[Saved data entries]

<<<<

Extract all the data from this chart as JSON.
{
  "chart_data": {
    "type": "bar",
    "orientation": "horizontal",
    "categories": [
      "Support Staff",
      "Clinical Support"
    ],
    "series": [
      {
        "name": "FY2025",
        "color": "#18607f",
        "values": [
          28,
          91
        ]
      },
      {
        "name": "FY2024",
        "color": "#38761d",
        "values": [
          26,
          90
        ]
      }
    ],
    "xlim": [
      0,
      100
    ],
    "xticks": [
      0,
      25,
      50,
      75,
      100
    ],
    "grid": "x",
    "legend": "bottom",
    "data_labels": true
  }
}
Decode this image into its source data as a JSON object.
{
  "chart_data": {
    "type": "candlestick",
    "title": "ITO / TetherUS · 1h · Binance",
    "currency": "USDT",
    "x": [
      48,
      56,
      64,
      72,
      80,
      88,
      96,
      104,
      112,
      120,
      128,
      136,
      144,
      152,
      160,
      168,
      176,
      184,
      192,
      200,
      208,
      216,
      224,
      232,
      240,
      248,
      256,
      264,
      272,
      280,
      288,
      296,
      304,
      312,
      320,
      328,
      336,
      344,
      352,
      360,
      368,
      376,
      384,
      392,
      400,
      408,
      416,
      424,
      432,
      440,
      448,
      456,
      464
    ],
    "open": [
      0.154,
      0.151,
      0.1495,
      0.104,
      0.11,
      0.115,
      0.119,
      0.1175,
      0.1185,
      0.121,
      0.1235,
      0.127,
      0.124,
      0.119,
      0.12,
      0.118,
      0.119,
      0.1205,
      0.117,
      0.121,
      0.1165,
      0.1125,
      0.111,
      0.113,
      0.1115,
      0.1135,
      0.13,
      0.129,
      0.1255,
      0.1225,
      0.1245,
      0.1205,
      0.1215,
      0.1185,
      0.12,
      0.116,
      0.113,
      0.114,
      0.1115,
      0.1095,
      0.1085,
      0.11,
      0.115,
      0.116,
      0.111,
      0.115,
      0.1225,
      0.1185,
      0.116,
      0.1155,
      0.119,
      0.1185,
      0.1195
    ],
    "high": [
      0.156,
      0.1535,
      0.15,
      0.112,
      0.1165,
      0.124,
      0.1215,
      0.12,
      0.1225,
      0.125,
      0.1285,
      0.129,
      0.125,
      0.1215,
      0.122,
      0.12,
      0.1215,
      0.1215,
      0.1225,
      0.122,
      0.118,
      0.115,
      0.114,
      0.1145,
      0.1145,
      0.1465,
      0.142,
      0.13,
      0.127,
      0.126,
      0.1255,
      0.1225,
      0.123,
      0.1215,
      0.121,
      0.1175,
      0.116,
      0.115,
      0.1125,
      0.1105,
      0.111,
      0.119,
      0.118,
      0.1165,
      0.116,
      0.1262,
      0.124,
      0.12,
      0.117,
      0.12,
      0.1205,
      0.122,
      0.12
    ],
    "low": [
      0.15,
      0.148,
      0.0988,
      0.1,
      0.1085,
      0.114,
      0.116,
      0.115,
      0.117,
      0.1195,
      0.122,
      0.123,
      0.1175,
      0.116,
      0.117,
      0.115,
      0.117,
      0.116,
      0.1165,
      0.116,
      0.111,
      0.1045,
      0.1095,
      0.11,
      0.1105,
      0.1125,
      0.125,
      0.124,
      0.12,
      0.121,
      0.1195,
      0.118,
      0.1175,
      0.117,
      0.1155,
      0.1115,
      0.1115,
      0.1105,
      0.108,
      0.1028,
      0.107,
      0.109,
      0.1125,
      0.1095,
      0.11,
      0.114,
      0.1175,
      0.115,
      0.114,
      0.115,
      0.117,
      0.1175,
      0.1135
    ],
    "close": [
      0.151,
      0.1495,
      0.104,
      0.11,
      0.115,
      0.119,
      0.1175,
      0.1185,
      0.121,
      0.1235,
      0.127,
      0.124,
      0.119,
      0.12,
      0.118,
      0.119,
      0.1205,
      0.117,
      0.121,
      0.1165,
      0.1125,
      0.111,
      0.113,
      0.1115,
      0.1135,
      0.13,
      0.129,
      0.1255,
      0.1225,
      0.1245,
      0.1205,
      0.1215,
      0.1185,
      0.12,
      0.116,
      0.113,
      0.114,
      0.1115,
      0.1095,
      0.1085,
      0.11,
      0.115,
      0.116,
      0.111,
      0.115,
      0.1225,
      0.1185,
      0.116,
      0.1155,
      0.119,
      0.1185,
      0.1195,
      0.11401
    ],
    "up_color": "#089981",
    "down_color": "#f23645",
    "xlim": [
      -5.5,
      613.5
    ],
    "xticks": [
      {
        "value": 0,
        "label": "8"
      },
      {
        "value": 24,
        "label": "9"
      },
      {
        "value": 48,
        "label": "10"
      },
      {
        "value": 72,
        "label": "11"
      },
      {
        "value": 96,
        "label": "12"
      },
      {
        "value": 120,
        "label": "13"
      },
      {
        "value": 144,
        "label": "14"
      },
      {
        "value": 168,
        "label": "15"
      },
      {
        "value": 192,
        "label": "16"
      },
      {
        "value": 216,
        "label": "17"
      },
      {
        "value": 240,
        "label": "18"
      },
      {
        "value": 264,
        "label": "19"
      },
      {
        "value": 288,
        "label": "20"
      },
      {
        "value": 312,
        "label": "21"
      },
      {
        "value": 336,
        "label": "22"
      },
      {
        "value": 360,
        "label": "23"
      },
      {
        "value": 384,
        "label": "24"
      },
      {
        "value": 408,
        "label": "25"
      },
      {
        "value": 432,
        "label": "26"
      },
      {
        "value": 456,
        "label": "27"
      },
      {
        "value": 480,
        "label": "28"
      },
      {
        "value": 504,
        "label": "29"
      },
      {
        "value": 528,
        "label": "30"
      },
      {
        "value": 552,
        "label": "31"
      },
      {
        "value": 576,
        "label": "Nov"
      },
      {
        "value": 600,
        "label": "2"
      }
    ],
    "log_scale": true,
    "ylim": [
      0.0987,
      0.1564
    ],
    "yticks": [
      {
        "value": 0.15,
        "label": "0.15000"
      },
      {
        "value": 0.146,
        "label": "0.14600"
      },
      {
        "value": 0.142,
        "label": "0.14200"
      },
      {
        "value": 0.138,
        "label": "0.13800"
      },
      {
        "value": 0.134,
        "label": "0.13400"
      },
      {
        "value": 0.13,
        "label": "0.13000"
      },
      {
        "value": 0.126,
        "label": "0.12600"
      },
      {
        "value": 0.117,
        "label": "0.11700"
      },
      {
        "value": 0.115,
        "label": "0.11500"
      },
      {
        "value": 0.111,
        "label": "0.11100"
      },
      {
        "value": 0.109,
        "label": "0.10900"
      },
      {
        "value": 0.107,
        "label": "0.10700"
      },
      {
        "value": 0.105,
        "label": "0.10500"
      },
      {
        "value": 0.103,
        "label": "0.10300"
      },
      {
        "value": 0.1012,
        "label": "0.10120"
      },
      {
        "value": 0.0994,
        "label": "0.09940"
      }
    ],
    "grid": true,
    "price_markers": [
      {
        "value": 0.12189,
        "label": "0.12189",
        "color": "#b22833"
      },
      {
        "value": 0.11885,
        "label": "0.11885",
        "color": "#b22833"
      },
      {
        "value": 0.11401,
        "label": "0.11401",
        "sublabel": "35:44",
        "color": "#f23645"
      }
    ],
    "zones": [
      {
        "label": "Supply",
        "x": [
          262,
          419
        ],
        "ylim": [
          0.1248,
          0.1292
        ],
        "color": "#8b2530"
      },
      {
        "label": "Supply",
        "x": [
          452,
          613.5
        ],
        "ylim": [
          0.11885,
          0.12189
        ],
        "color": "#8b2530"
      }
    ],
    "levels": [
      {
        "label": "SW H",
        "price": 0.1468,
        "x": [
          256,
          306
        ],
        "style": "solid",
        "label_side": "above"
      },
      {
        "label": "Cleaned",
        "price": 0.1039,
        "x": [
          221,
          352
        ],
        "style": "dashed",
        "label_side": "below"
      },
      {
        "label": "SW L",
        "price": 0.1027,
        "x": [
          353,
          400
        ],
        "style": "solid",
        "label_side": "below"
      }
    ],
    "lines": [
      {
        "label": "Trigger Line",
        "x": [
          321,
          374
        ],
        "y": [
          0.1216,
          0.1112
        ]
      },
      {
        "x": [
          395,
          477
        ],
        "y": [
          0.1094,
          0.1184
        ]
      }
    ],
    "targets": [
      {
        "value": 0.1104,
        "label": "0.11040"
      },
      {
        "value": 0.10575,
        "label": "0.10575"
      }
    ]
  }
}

>>>>

Where a line of the records above holds the word "true", copy that line.

### Finished exercise:
    "data_labels": true
    "log_scale": true,
    "grid": true,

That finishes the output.